>> Begin

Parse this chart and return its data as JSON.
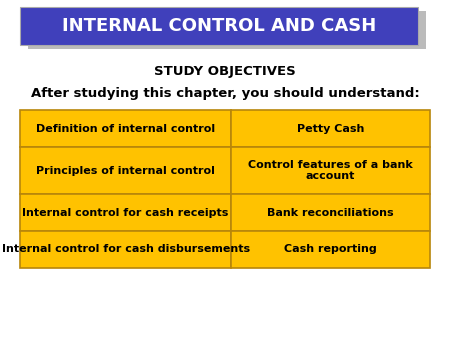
{
  "title": "INTERNAL CONTROL AND CASH",
  "title_bg": "#4040BB",
  "title_fg": "#FFFFFF",
  "study_objectives": "STUDY OBJECTIVES",
  "subtitle": "After studying this chapter, you should understand:",
  "bg_color": "#FFFFFF",
  "table_bg": "#FFC200",
  "table_border": "#B8860B",
  "table_text_color": "#000000",
  "shadow_color": "#BBBBBB",
  "table_cells": [
    [
      "Definition of internal control",
      "Petty Cash"
    ],
    [
      "Principles of internal control",
      "Control features of a bank\naccount"
    ],
    [
      "Internal control for cash receipts",
      "Bank reconciliations"
    ],
    [
      "Internal control for cash disbursements",
      "Cash reporting"
    ]
  ]
}
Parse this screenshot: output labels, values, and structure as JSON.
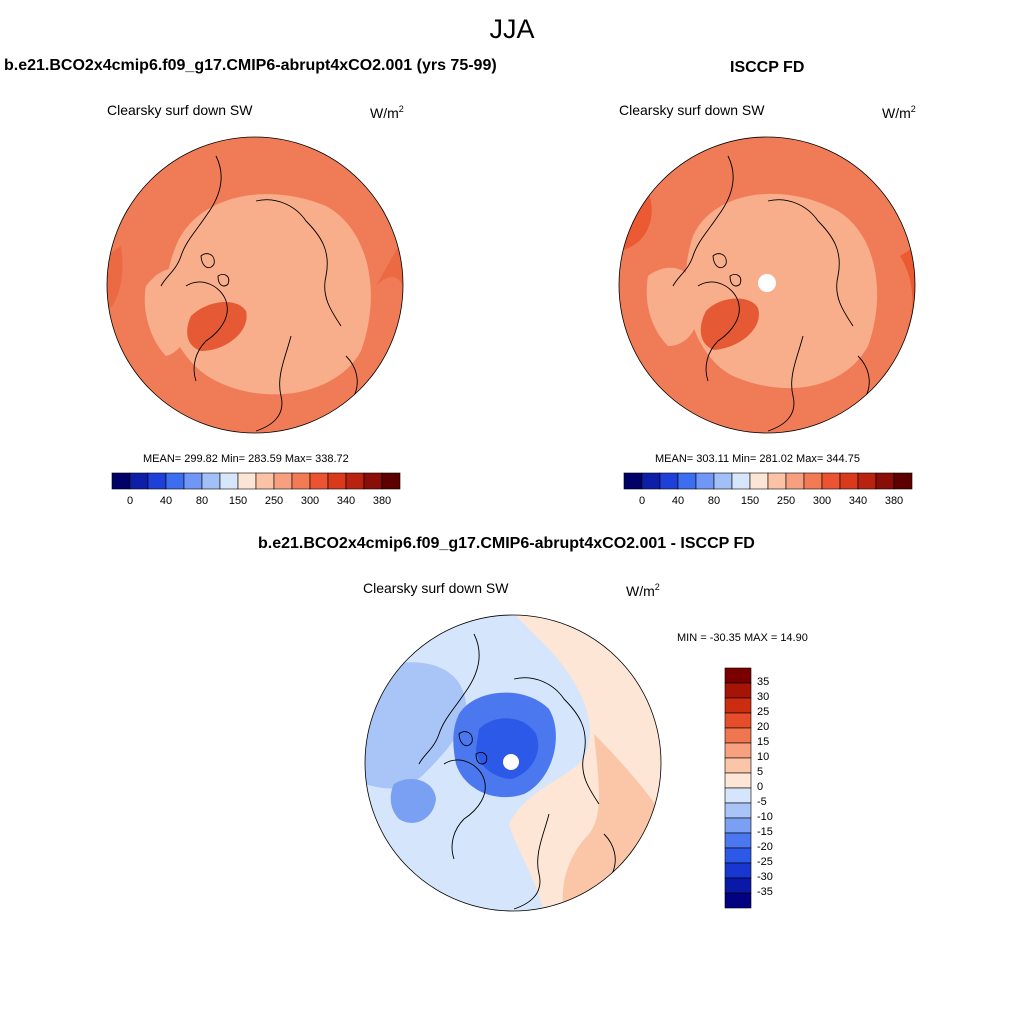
{
  "figure": {
    "title": "JJA",
    "colors": {
      "abs_scale": [
        "#000066",
        "#0d1fa8",
        "#1f3fd9",
        "#3d6ef0",
        "#6f97f5",
        "#a3bff7",
        "#d6e6fb",
        "#fde5d6",
        "#fbc2a6",
        "#f7a07f",
        "#f27a54",
        "#ec5431",
        "#d93a1b",
        "#b8220f",
        "#8a0d07",
        "#5c0000"
      ],
      "diff_scale": [
        "#000080",
        "#0a18a8",
        "#1737d0",
        "#2d59e8",
        "#4b78ef",
        "#7aa0f3",
        "#a9c4f7",
        "#d5e5fb",
        "#fde6d5",
        "#fbc6a8",
        "#f7a17e",
        "#f07650",
        "#e64d2a",
        "#cc2c10",
        "#a51405",
        "#7a0000"
      ],
      "land_outline": "#000000",
      "ocean_abs_model": "#f07c57",
      "arctic_abs_model": "#f8ad8b",
      "ocean_abs_obs": "#f07c57",
      "arctic_abs_obs": "#f8ad8b",
      "greenland": "#e55a34"
    }
  },
  "panels": [
    {
      "title": "b.e21.BCO2x4cmip6.f09_g17.CMIP6-abrupt4xCO2.001 (yrs 75-99)",
      "variable": "Clearsky surf down SW",
      "units_base": "W/m",
      "units_exp": "2",
      "stats": "MEAN= 299.82  Min= 283.59  Max= 338.72",
      "colorbar_ticks": [
        "0",
        "40",
        "80",
        "150",
        "250",
        "300",
        "340",
        "380"
      ]
    },
    {
      "title": "ISCCP FD",
      "variable": "Clearsky surf down SW",
      "units_base": "W/m",
      "units_exp": "2",
      "stats": "MEAN= 303.11  Min= 281.02  Max= 344.75",
      "colorbar_ticks": [
        "0",
        "40",
        "80",
        "150",
        "250",
        "300",
        "340",
        "380"
      ]
    },
    {
      "title": "b.e21.BCO2x4cmip6.f09_g17.CMIP6-abrupt4xCO2.001 - ISCCP FD",
      "variable": "Clearsky surf down SW",
      "units_base": "W/m",
      "units_exp": "2",
      "stats": "MIN = -30.35 MAX =  14.90",
      "colorbar_ticks": [
        "35",
        "30",
        "25",
        "20",
        "15",
        "10",
        "5",
        "0",
        "-5",
        "-10",
        "-15",
        "-20",
        "-25",
        "-30",
        "-35"
      ]
    }
  ],
  "chart_data": [
    {
      "type": "heatmap",
      "title": "b.e21.BCO2x4cmip6.f09_g17.CMIP6-abrupt4xCO2.001 (yrs 75-99)",
      "projection": "north-polar-stereographic",
      "variable": "Clearsky surf down SW",
      "units": "W/m2",
      "levels": [
        0,
        40,
        80,
        150,
        250,
        300,
        340,
        380
      ],
      "mean": 299.82,
      "min": 283.59,
      "max": 338.72,
      "legend": "bottom"
    },
    {
      "type": "heatmap",
      "title": "ISCCP FD",
      "projection": "north-polar-stereographic",
      "variable": "Clearsky surf down SW",
      "units": "W/m2",
      "levels": [
        0,
        40,
        80,
        150,
        250,
        300,
        340,
        380
      ],
      "mean": 303.11,
      "min": 281.02,
      "max": 344.75,
      "legend": "bottom"
    },
    {
      "type": "heatmap",
      "title": "b.e21.BCO2x4cmip6.f09_g17.CMIP6-abrupt4xCO2.001 - ISCCP FD",
      "projection": "north-polar-stereographic",
      "variable": "Clearsky surf down SW",
      "units": "W/m2",
      "levels": [
        -35,
        -30,
        -25,
        -20,
        -15,
        -10,
        -5,
        0,
        5,
        10,
        15,
        20,
        25,
        30,
        35
      ],
      "min": -30.35,
      "max": 14.9,
      "legend": "right"
    }
  ]
}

>> End

### Written task
Give the entries again without a single change, but with no pictures.

### Response
Parse this chart and return its data as JSON.
{
  "title": "INTERNAL CONTROL AND CASH",
  "title_bg": "#4040BB",
  "title_fg": "#FFFFFF",
  "study_objectives": "STUDY OBJECTIVES",
  "subtitle": "After studying this chapter, you should understand:",
  "bg_color": "#FFFFFF",
  "table_bg": "#FFC200",
  "table_border": "#B8860B",
  "table_text_color": "#000000",
  "shadow_color": "#BBBBBB",
  "table_cells": [
    [
      "Definition of internal control",
      "Petty Cash"
    ],
    [
      "Principles of internal control",
      "Control features of a bank\naccount"
    ],
    [
      "Internal control for cash receipts",
      "Bank reconciliations"
    ],
    [
      "Internal control for cash disbursements",
      "Cash reporting"
    ]
  ]
}
Parse this screenshot: output labels, values, and structure as JSON.
{
  "figure": {
    "title": "JJA",
    "colors": {
      "abs_scale": [
        "#000066",
        "#0d1fa8",
        "#1f3fd9",
        "#3d6ef0",
        "#6f97f5",
        "#a3bff7",
        "#d6e6fb",
        "#fde5d6",
        "#fbc2a6",
        "#f7a07f",
        "#f27a54",
        "#ec5431",
        "#d93a1b",
        "#b8220f",
        "#8a0d07",
        "#5c0000"
      ],
      "diff_scale": [
        "#000080",
        "#0a18a8",
        "#1737d0",
        "#2d59e8",
        "#4b78ef",
        "#7aa0f3",
        "#a9c4f7",
        "#d5e5fb",
        "#fde6d5",
        "#fbc6a8",
        "#f7a17e",
        "#f07650",
        "#e64d2a",
        "#cc2c10",
        "#a51405",
        "#7a0000"
      ],
      "land_outline": "#000000",
      "ocean_abs_model": "#f07c57",
      "arctic_abs_model": "#f8ad8b",
      "ocean_abs_obs": "#f07c57",
      "arctic_abs_obs": "#f8ad8b",
      "greenland": "#e55a34"
    }
  },
  "panels": [
    {
      "title": "b.e21.BCO2x4cmip6.f09_g17.CMIP6-abrupt4xCO2.001 (yrs 75-99)",
      "variable": "Clearsky surf down SW",
      "units_base": "W/m",
      "units_exp": "2",
      "stats": "MEAN= 299.82  Min= 283.59  Max= 338.72",
      "colorbar_ticks": [
        "0",
        "40",
        "80",
        "150",
        "250",
        "300",
        "340",
        "380"
      ]
    },
    {
      "title": "ISCCP FD",
      "variable": "Clearsky surf down SW",
      "units_base": "W/m",
      "units_exp": "2",
      "stats": "MEAN= 303.11  Min= 281.02  Max= 344.75",
      "colorbar_ticks": [
        "0",
        "40",
        "80",
        "150",
        "250",
        "300",
        "340",
        "380"
      ]
    },
    {
      "title": "b.e21.BCO2x4cmip6.f09_g17.CMIP6-abrupt4xCO2.001 - ISCCP FD",
      "variable": "Clearsky surf down SW",
      "units_base": "W/m",
      "units_exp": "2",
      "stats": "MIN = -30.35 MAX =  14.90",
      "colorbar_ticks": [
        "35",
        "30",
        "25",
        "20",
        "15",
        "10",
        "5",
        "0",
        "-5",
        "-10",
        "-15",
        "-20",
        "-25",
        "-30",
        "-35"
      ]
    }
  ],
  "chart_data": [
    {
      "type": "heatmap",
      "title": "b.e21.BCO2x4cmip6.f09_g17.CMIP6-abrupt4xCO2.001 (yrs 75-99)",
      "projection": "north-polar-stereographic",
      "variable": "Clearsky surf down SW",
      "units": "W/m2",
      "levels": [
        0,
        40,
        80,
        150,
        250,
        300,
        340,
        380
      ],
      "mean": 299.82,
      "min": 283.59,
      "max": 338.72,
      "legend": "bottom"
    },
    {
      "type": "heatmap",
      "title": "ISCCP FD",
      "projection": "north-polar-stereographic",
      "variable": "Clearsky surf down SW",
      "units": "W/m2",
      "levels": [
        0,
        40,
        80,
        150,
        250,
        300,
        340,
        380
      ],
      "mean": 303.11,
      "min": 281.02,
      "max": 344.75,
      "legend": "bottom"
    },
    {
      "type": "heatmap",
      "title": "b.e21.BCO2x4cmip6.f09_g17.CMIP6-abrupt4xCO2.001 - ISCCP FD",
      "projection": "north-polar-stereographic",
      "variable": "Clearsky surf down SW",
      "units": "W/m2",
      "levels": [
        -35,
        -30,
        -25,
        -20,
        -15,
        -10,
        -5,
        0,
        5,
        10,
        15,
        20,
        25,
        30,
        35
      ],
      "min": -30.35,
      "max": 14.9,
      "legend": "right"
    }
  ]
}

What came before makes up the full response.